#### TASK BRIEF:
Set the data down again, exactly as it reads, but without the pictures.

#### RECORDS SHOWN:
►

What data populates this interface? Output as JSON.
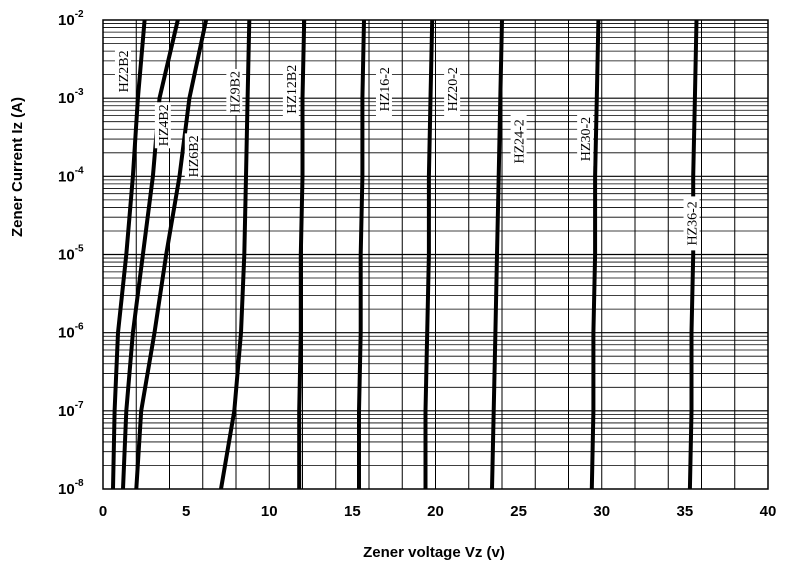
{
  "chart_data": {
    "type": "line",
    "xlabel": "Zener voltage Vz (v)",
    "ylabel": "Zener Current  Iz (A)",
    "xlim": [
      0,
      40
    ],
    "ylim": [
      1e-08,
      0.01
    ],
    "y_scale": "log",
    "grid": true,
    "x_ticks": [
      "0",
      "5",
      "10",
      "15",
      "20",
      "25",
      "30",
      "35",
      "40"
    ],
    "y_ticks": [
      {
        "base": "10",
        "exp": "-8"
      },
      {
        "base": "10",
        "exp": "-7"
      },
      {
        "base": "10",
        "exp": "-6"
      },
      {
        "base": "10",
        "exp": "-5"
      },
      {
        "base": "10",
        "exp": "-4"
      },
      {
        "base": "10",
        "exp": "-3"
      },
      {
        "base": "10",
        "exp": "-2"
      }
    ],
    "series": [
      {
        "name": "HZ2B2",
        "x": [
          0.6,
          0.7,
          0.9,
          1.4,
          1.8,
          2.1,
          2.5
        ],
        "y": [
          1e-08,
          1e-07,
          1e-06,
          1e-05,
          0.0001,
          0.001,
          0.01
        ]
      },
      {
        "name": "HZ4B2",
        "x": [
          1.2,
          1.4,
          1.8,
          2.4,
          3.0,
          3.4,
          4.5
        ],
        "y": [
          1e-08,
          1e-07,
          1e-06,
          1e-05,
          0.0001,
          0.001,
          0.01
        ]
      },
      {
        "name": "HZ6B2",
        "x": [
          2.0,
          2.3,
          3.1,
          3.8,
          4.6,
          5.2,
          6.2
        ],
        "y": [
          1e-08,
          1e-07,
          1e-06,
          1e-05,
          0.0001,
          0.001,
          0.01
        ]
      },
      {
        "name": "HZ9B2",
        "x": [
          7.1,
          7.9,
          8.3,
          8.5,
          8.6,
          8.7,
          8.8
        ],
        "y": [
          1e-08,
          1e-07,
          1e-06,
          1e-05,
          0.0001,
          0.001,
          0.01
        ]
      },
      {
        "name": "HZ12B2",
        "x": [
          11.8,
          11.8,
          11.9,
          11.9,
          12.0,
          12.0,
          12.1
        ],
        "y": [
          1e-08,
          1e-07,
          1e-06,
          1e-05,
          0.0001,
          0.001,
          0.01
        ]
      },
      {
        "name": "HZ16-2",
        "x": [
          15.4,
          15.4,
          15.5,
          15.5,
          15.6,
          15.6,
          15.7
        ],
        "y": [
          1e-08,
          1e-07,
          1e-06,
          1e-05,
          0.0001,
          0.001,
          0.01
        ]
      },
      {
        "name": "HZ20-2",
        "x": [
          19.4,
          19.4,
          19.5,
          19.6,
          19.6,
          19.7,
          19.8
        ],
        "y": [
          1e-08,
          1e-07,
          1e-06,
          1e-05,
          0.0001,
          0.001,
          0.01
        ]
      },
      {
        "name": "HZ24-2",
        "x": [
          23.4,
          23.5,
          23.6,
          23.7,
          23.8,
          23.9,
          24.0
        ],
        "y": [
          1e-08,
          1e-07,
          1e-06,
          1e-05,
          0.0001,
          0.001,
          0.01
        ]
      },
      {
        "name": "HZ30-2",
        "x": [
          29.4,
          29.5,
          29.5,
          29.6,
          29.6,
          29.7,
          29.8
        ],
        "y": [
          1e-08,
          1e-07,
          1e-06,
          1e-05,
          0.0001,
          0.001,
          0.01
        ]
      },
      {
        "name": "HZ36-2",
        "x": [
          35.3,
          35.4,
          35.4,
          35.5,
          35.5,
          35.6,
          35.7
        ],
        "y": [
          1e-08,
          1e-07,
          1e-06,
          1e-05,
          0.0001,
          0.001,
          0.01
        ]
      }
    ],
    "curve_labels": [
      {
        "text": "HZ2B2",
        "x": 1.2,
        "y": 0.0022
      },
      {
        "text": "HZ4B2",
        "x": 3.6,
        "y": 0.00045
      },
      {
        "text": "HZ6B2",
        "x": 5.4,
        "y": 0.00018
      },
      {
        "text": "HZ9B2",
        "x": 7.9,
        "y": 0.0012
      },
      {
        "text": "HZ12B2",
        "x": 11.3,
        "y": 0.0013
      },
      {
        "text": "HZ16-2",
        "x": 16.9,
        "y": 0.0013
      },
      {
        "text": "HZ20-2",
        "x": 21.0,
        "y": 0.0013
      },
      {
        "text": "HZ24-2",
        "x": 25.0,
        "y": 0.00028
      },
      {
        "text": "HZ30-2",
        "x": 29.0,
        "y": 0.0003
      },
      {
        "text": "HZ36-2",
        "x": 35.4,
        "y": 2.5e-05
      }
    ]
  }
}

◄

#### THE COMPLETED TASK:
What data populates this interface? Output as JSON.
{
  "chart_data": {
    "type": "line",
    "xlabel": "Zener voltage Vz (v)",
    "ylabel": "Zener Current  Iz (A)",
    "xlim": [
      0,
      40
    ],
    "ylim": [
      1e-08,
      0.01
    ],
    "y_scale": "log",
    "grid": true,
    "x_ticks": [
      "0",
      "5",
      "10",
      "15",
      "20",
      "25",
      "30",
      "35",
      "40"
    ],
    "y_ticks": [
      {
        "base": "10",
        "exp": "-8"
      },
      {
        "base": "10",
        "exp": "-7"
      },
      {
        "base": "10",
        "exp": "-6"
      },
      {
        "base": "10",
        "exp": "-5"
      },
      {
        "base": "10",
        "exp": "-4"
      },
      {
        "base": "10",
        "exp": "-3"
      },
      {
        "base": "10",
        "exp": "-2"
      }
    ],
    "series": [
      {
        "name": "HZ2B2",
        "x": [
          0.6,
          0.7,
          0.9,
          1.4,
          1.8,
          2.1,
          2.5
        ],
        "y": [
          1e-08,
          1e-07,
          1e-06,
          1e-05,
          0.0001,
          0.001,
          0.01
        ]
      },
      {
        "name": "HZ4B2",
        "x": [
          1.2,
          1.4,
          1.8,
          2.4,
          3.0,
          3.4,
          4.5
        ],
        "y": [
          1e-08,
          1e-07,
          1e-06,
          1e-05,
          0.0001,
          0.001,
          0.01
        ]
      },
      {
        "name": "HZ6B2",
        "x": [
          2.0,
          2.3,
          3.1,
          3.8,
          4.6,
          5.2,
          6.2
        ],
        "y": [
          1e-08,
          1e-07,
          1e-06,
          1e-05,
          0.0001,
          0.001,
          0.01
        ]
      },
      {
        "name": "HZ9B2",
        "x": [
          7.1,
          7.9,
          8.3,
          8.5,
          8.6,
          8.7,
          8.8
        ],
        "y": [
          1e-08,
          1e-07,
          1e-06,
          1e-05,
          0.0001,
          0.001,
          0.01
        ]
      },
      {
        "name": "HZ12B2",
        "x": [
          11.8,
          11.8,
          11.9,
          11.9,
          12.0,
          12.0,
          12.1
        ],
        "y": [
          1e-08,
          1e-07,
          1e-06,
          1e-05,
          0.0001,
          0.001,
          0.01
        ]
      },
      {
        "name": "HZ16-2",
        "x": [
          15.4,
          15.4,
          15.5,
          15.5,
          15.6,
          15.6,
          15.7
        ],
        "y": [
          1e-08,
          1e-07,
          1e-06,
          1e-05,
          0.0001,
          0.001,
          0.01
        ]
      },
      {
        "name": "HZ20-2",
        "x": [
          19.4,
          19.4,
          19.5,
          19.6,
          19.6,
          19.7,
          19.8
        ],
        "y": [
          1e-08,
          1e-07,
          1e-06,
          1e-05,
          0.0001,
          0.001,
          0.01
        ]
      },
      {
        "name": "HZ24-2",
        "x": [
          23.4,
          23.5,
          23.6,
          23.7,
          23.8,
          23.9,
          24.0
        ],
        "y": [
          1e-08,
          1e-07,
          1e-06,
          1e-05,
          0.0001,
          0.001,
          0.01
        ]
      },
      {
        "name": "HZ30-2",
        "x": [
          29.4,
          29.5,
          29.5,
          29.6,
          29.6,
          29.7,
          29.8
        ],
        "y": [
          1e-08,
          1e-07,
          1e-06,
          1e-05,
          0.0001,
          0.001,
          0.01
        ]
      },
      {
        "name": "HZ36-2",
        "x": [
          35.3,
          35.4,
          35.4,
          35.5,
          35.5,
          35.6,
          35.7
        ],
        "y": [
          1e-08,
          1e-07,
          1e-06,
          1e-05,
          0.0001,
          0.001,
          0.01
        ]
      }
    ],
    "curve_labels": [
      {
        "text": "HZ2B2",
        "x": 1.2,
        "y": 0.0022
      },
      {
        "text": "HZ4B2",
        "x": 3.6,
        "y": 0.00045
      },
      {
        "text": "HZ6B2",
        "x": 5.4,
        "y": 0.00018
      },
      {
        "text": "HZ9B2",
        "x": 7.9,
        "y": 0.0012
      },
      {
        "text": "HZ12B2",
        "x": 11.3,
        "y": 0.0013
      },
      {
        "text": "HZ16-2",
        "x": 16.9,
        "y": 0.0013
      },
      {
        "text": "HZ20-2",
        "x": 21.0,
        "y": 0.0013
      },
      {
        "text": "HZ24-2",
        "x": 25.0,
        "y": 0.00028
      },
      {
        "text": "HZ30-2",
        "x": 29.0,
        "y": 0.0003
      },
      {
        "text": "HZ36-2",
        "x": 35.4,
        "y": 2.5e-05
      }
    ]
  }
}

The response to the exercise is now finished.